[begin Information shown]
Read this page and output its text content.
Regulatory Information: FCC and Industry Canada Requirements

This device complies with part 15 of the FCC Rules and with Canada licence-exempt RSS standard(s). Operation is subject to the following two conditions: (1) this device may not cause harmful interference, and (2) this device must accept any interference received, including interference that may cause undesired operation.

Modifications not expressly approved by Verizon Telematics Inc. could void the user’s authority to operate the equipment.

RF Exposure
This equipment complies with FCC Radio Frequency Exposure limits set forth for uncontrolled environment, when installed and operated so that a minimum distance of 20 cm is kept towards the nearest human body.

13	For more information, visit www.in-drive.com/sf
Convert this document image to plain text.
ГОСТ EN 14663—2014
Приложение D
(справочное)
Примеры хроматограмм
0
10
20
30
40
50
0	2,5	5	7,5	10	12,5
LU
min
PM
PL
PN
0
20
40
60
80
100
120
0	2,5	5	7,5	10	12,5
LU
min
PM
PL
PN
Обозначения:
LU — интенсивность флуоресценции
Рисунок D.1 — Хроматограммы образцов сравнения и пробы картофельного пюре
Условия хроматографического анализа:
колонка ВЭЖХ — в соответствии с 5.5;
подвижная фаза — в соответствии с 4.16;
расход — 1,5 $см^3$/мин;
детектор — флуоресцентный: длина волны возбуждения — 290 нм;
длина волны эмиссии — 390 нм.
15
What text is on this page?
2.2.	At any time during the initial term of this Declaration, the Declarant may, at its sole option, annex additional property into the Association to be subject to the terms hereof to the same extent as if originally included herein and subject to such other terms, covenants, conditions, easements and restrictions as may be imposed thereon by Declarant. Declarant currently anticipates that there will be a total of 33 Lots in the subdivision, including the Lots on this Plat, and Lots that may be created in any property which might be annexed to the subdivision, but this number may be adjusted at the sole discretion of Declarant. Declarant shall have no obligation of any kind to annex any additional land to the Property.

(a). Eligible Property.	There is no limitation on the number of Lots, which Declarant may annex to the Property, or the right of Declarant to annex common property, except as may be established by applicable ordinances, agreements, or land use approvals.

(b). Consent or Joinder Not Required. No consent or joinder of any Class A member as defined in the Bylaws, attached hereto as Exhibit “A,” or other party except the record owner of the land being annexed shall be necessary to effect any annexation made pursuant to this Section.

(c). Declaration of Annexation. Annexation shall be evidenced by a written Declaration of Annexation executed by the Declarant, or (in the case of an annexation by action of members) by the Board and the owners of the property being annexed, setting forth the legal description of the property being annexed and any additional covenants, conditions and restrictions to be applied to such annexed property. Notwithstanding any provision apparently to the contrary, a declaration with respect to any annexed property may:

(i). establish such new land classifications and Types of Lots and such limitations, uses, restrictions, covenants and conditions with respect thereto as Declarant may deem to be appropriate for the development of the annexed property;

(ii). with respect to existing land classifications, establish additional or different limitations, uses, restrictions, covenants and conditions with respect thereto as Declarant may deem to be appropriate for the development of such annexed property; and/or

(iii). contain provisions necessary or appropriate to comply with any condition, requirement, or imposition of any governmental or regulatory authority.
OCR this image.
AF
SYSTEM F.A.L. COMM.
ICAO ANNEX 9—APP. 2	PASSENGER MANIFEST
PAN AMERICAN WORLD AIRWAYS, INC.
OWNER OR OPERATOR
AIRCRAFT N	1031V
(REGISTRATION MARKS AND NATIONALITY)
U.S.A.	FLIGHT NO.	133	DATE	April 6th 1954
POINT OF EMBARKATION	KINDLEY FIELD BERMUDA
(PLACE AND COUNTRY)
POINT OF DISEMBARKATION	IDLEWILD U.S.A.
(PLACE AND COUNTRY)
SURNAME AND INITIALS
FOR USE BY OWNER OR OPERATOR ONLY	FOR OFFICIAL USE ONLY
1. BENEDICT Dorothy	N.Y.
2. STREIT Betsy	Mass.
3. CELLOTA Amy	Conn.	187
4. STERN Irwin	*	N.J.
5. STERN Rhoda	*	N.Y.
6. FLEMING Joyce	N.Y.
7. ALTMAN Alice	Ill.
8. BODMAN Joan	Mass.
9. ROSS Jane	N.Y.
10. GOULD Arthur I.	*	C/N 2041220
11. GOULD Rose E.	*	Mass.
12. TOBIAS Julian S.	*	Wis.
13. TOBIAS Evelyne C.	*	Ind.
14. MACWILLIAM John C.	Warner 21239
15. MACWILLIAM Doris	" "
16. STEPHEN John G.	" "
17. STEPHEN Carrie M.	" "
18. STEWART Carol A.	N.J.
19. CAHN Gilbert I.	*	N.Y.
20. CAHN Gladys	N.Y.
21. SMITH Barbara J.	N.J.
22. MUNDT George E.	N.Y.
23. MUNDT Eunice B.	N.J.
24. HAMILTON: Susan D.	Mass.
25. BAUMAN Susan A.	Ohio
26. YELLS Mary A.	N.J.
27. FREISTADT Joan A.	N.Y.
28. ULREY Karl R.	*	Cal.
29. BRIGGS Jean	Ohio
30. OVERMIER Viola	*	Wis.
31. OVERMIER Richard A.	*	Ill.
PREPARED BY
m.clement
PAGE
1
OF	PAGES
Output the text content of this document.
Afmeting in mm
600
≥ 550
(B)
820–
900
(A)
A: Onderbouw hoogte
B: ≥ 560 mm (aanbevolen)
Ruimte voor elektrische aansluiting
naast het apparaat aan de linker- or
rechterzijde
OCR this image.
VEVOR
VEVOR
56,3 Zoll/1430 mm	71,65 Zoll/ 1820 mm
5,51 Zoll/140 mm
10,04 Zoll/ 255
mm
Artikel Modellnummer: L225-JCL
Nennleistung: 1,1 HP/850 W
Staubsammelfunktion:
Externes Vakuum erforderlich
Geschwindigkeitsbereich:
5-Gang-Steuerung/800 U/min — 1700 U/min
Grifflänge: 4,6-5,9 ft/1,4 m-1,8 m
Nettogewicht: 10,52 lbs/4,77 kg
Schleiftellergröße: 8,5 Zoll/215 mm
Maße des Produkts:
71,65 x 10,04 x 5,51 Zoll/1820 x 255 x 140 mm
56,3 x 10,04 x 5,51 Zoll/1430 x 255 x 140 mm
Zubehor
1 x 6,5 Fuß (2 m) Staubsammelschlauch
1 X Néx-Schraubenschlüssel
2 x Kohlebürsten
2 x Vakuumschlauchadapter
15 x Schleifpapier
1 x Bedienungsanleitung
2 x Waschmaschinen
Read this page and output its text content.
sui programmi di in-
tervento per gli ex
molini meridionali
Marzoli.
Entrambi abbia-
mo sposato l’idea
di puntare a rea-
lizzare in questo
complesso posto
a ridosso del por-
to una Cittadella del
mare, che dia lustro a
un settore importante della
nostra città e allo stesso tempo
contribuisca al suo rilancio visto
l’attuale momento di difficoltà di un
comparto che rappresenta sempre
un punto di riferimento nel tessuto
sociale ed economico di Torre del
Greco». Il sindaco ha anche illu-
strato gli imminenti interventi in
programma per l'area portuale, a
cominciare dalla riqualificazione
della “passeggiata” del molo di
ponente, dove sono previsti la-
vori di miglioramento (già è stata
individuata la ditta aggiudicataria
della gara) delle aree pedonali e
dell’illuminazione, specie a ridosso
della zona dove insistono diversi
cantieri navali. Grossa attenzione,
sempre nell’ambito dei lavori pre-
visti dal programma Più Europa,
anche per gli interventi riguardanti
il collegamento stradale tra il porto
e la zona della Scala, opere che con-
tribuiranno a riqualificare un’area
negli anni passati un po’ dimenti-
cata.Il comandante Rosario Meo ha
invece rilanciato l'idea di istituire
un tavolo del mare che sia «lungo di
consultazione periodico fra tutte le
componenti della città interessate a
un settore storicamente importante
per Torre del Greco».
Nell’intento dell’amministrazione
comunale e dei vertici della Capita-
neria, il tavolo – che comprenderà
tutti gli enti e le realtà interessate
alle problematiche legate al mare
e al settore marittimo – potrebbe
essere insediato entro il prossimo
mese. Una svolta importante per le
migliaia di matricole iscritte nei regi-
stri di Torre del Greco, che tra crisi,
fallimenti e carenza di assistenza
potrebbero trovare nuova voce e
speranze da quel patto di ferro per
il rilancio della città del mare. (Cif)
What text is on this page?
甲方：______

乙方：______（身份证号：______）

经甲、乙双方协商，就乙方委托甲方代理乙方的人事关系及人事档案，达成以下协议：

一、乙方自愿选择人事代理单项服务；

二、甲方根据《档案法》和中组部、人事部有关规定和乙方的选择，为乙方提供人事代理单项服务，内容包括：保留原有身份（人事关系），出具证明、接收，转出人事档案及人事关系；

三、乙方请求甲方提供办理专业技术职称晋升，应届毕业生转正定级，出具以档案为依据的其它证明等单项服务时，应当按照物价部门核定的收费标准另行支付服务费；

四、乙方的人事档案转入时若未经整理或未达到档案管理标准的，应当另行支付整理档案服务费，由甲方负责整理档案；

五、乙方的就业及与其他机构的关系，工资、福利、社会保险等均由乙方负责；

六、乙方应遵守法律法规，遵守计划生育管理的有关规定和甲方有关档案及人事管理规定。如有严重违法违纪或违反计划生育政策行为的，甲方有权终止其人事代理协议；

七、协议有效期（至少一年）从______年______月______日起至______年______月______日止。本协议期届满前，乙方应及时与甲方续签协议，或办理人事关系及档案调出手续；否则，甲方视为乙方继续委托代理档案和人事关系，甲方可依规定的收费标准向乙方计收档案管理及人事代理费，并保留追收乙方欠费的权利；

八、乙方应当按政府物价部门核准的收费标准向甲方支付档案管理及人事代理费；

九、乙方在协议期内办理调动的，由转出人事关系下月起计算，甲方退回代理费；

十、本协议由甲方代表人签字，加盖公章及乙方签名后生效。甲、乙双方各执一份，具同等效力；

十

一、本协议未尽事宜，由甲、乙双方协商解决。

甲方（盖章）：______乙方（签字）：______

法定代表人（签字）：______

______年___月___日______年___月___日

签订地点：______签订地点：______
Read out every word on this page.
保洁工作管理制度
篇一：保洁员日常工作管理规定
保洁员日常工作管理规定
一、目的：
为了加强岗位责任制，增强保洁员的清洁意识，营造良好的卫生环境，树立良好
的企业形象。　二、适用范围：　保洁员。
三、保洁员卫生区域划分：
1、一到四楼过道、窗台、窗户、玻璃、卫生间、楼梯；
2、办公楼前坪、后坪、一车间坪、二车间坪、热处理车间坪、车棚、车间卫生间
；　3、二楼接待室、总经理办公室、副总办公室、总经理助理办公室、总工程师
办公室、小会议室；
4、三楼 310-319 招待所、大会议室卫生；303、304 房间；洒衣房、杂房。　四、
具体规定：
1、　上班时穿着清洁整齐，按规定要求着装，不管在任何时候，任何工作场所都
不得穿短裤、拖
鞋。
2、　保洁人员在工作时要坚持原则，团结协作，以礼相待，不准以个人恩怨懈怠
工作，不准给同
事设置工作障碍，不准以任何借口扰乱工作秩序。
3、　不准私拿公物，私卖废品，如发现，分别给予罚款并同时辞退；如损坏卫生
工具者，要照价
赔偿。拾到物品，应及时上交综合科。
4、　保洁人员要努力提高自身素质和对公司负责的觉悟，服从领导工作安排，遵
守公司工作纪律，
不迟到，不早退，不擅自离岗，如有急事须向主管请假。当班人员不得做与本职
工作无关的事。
[end Information shown]
• [Given exercise] Find how many lines of the entries contain "necessary". Respond with the number only.

• [Correct response] 2